Records from a collection of figures
........

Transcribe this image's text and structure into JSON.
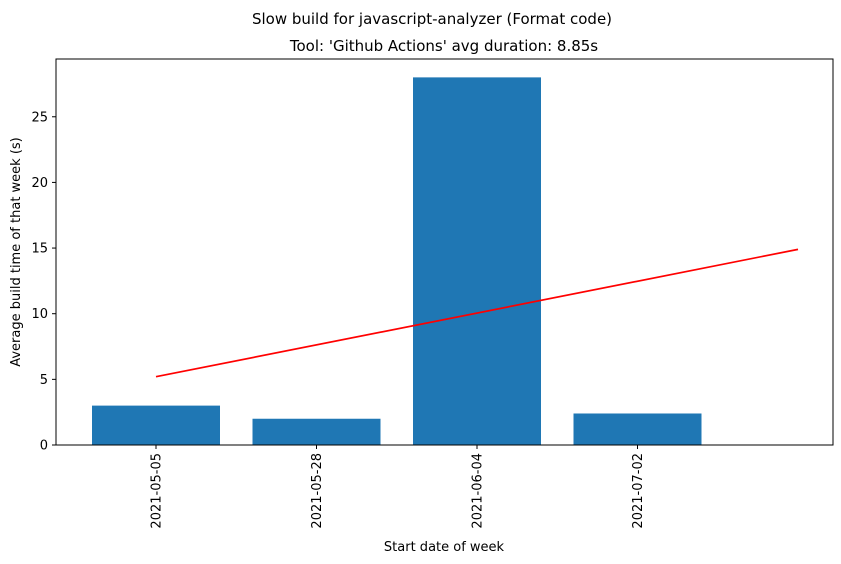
{
  "chart_data": {
    "type": "bar",
    "suptitle": "Slow build for javascript-analyzer (Format code)",
    "title": "Tool: 'Github Actions' avg duration: 8.85s",
    "xlabel": "Start date of week",
    "ylabel": "Average build time of that week (s)",
    "categories": [
      "2021-05-05",
      "2021-05-28",
      "2021-06-04",
      "2021-07-02"
    ],
    "values": [
      3.0,
      2.0,
      28.0,
      2.4
    ],
    "bar_color": "#1f77b4",
    "trend_line": {
      "color": "#ff0000",
      "start": {
        "category_index": 0,
        "value": 5.2
      },
      "end": {
        "category_index": 4,
        "value": 14.9
      }
    },
    "ylim": [
      0,
      29.4
    ],
    "yticks": [
      0,
      5,
      10,
      15,
      20,
      25
    ],
    "grid": false,
    "legend": "none"
  }
}
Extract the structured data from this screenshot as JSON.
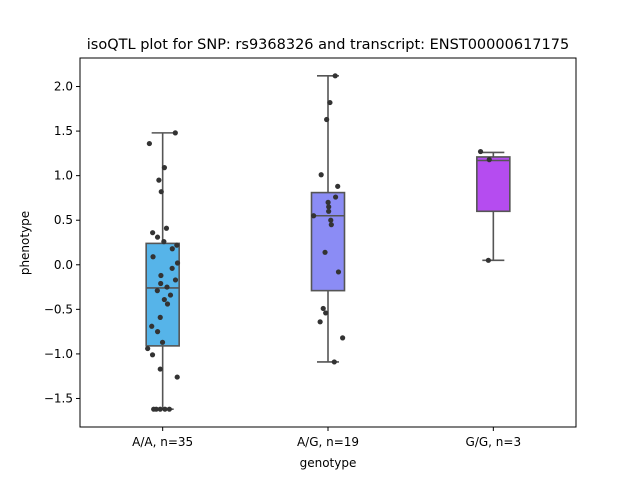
{
  "chart_data": {
    "type": "box",
    "title": "isoQTL plot for SNP: rs9368326 and transcript: ENST00000617175",
    "xlabel": "genotype",
    "ylabel": "phenotype",
    "ylim": [
      -1.82,
      2.32
    ],
    "yticks": [
      -1.5,
      -1.0,
      -0.5,
      0.0,
      0.5,
      1.0,
      1.5,
      2.0
    ],
    "ytick_labels": [
      "−1.5",
      "−1.0",
      "−0.5",
      "0.0",
      "0.5",
      "1.0",
      "1.5",
      "2.0"
    ],
    "grid": false,
    "categories": [
      "A/A, n=35",
      "A/G, n=19",
      "G/G, n=3"
    ],
    "colors": [
      "#56b4e9",
      "#8b8cf5",
      "#b54cf0"
    ],
    "point_color": "#333333",
    "boxes": [
      {
        "category": "A/A, n=35",
        "whisker_low": -1.62,
        "q1": -0.91,
        "median": -0.26,
        "q3": 0.24,
        "whisker_high": 1.48
      },
      {
        "category": "A/G, n=19",
        "whisker_low": -1.09,
        "q1": -0.29,
        "median": 0.55,
        "q3": 0.81,
        "whisker_high": 2.12
      },
      {
        "category": "G/G, n=3",
        "whisker_low": 0.05,
        "q1": 0.6,
        "median": 1.17,
        "q3": 1.21,
        "whisker_high": 1.26
      }
    ],
    "points": [
      {
        "category": "A/A, n=35",
        "values": [
          1.48,
          1.36,
          1.09,
          0.95,
          0.82,
          0.41,
          0.36,
          0.31,
          0.26,
          0.22,
          0.18,
          0.09,
          0.02,
          -0.04,
          -0.12,
          -0.17,
          -0.21,
          -0.25,
          -0.29,
          -0.34,
          -0.39,
          -0.44,
          -0.59,
          -0.69,
          -0.75,
          -0.87,
          -0.94,
          -1.01,
          -1.17,
          -1.26,
          -1.62,
          -1.62,
          -1.62,
          -1.62,
          -1.62
        ]
      },
      {
        "category": "A/G, n=19",
        "values": [
          2.12,
          1.82,
          1.63,
          1.01,
          0.88,
          0.76,
          0.7,
          0.65,
          0.6,
          0.55,
          0.5,
          0.45,
          0.14,
          -0.08,
          -0.49,
          -0.54,
          -0.64,
          -0.82,
          -1.09
        ]
      },
      {
        "category": "G/G, n=3",
        "values": [
          1.27,
          1.18,
          0.05
        ]
      }
    ]
  }
}
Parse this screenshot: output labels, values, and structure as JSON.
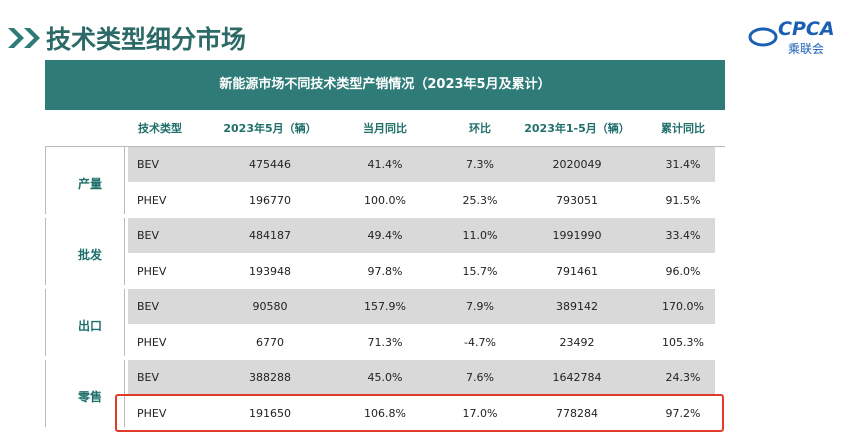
{
  "header": {
    "title": "技术类型细分市场"
  },
  "logo": {
    "mark": "CPCA",
    "name": "乘联会"
  },
  "table": {
    "title": "新能源市场不同技术类型产销情况（2023年5月及累计）",
    "columns": [
      "技术类型",
      "2023年5月（辆）",
      "当月同比",
      "环比",
      "2023年1-5月（辆）",
      "累计同比"
    ],
    "groups": [
      {
        "label": "产量",
        "rows": [
          [
            "BEV",
            "475446",
            "41.4%",
            "7.3%",
            "2020049",
            "31.4%"
          ],
          [
            "PHEV",
            "196770",
            "100.0%",
            "25.3%",
            "793051",
            "91.5%"
          ]
        ]
      },
      {
        "label": "批发",
        "rows": [
          [
            "BEV",
            "484187",
            "49.4%",
            "11.0%",
            "1991990",
            "33.4%"
          ],
          [
            "PHEV",
            "193948",
            "97.8%",
            "15.7%",
            "791461",
            "96.0%"
          ]
        ]
      },
      {
        "label": "出口",
        "rows": [
          [
            "BEV",
            "90580",
            "157.9%",
            "7.9%",
            "389142",
            "170.0%"
          ],
          [
            "PHEV",
            "6770",
            "71.3%",
            "-4.7%",
            "23492",
            "105.3%"
          ]
        ]
      },
      {
        "label": "零售",
        "rows": [
          [
            "BEV",
            "388288",
            "45.0%",
            "7.6%",
            "1642784",
            "24.3%"
          ],
          [
            "PHEV",
            "191650",
            "106.8%",
            "17.0%",
            "778284",
            "97.2%"
          ]
        ]
      }
    ]
  }
}
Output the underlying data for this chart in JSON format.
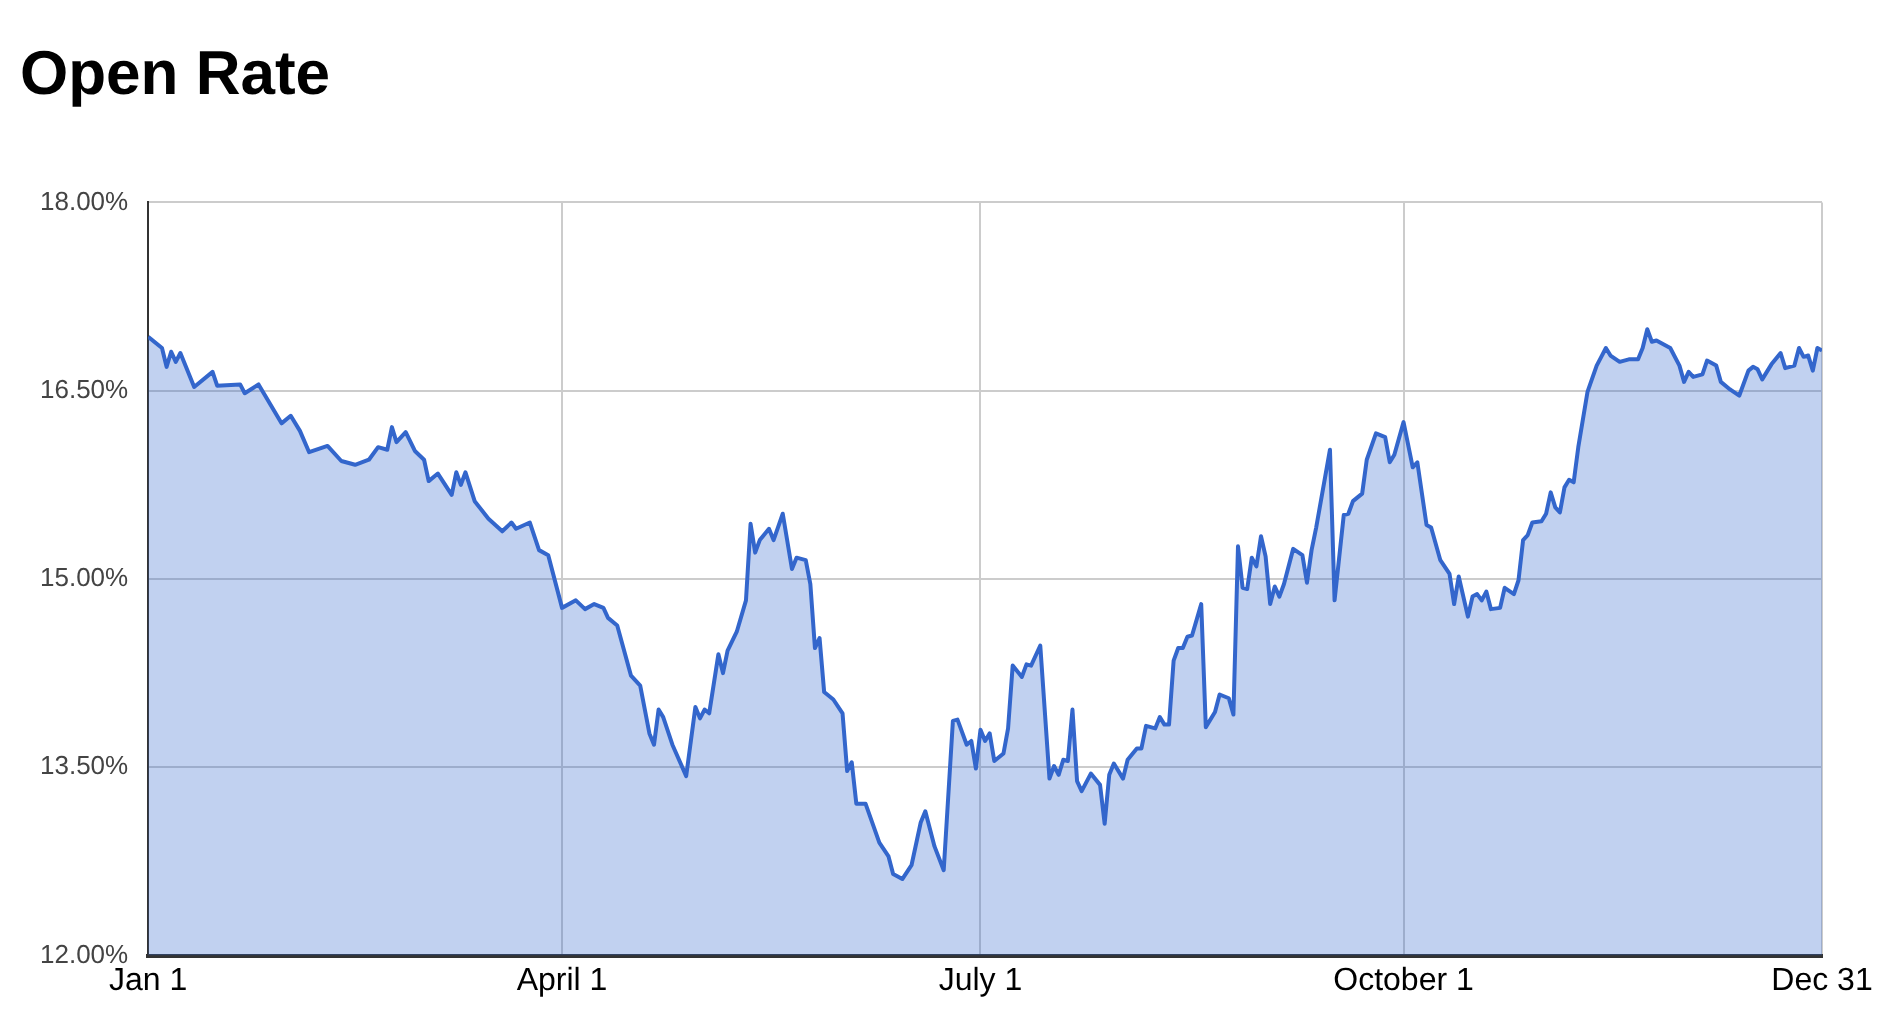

........

_Directions_
Which lines in the data above contain "ylabel"? Show each one.

_Reply_
    "ylabel": "Average build time of that week (s)",
    "ylabel": "phenotype",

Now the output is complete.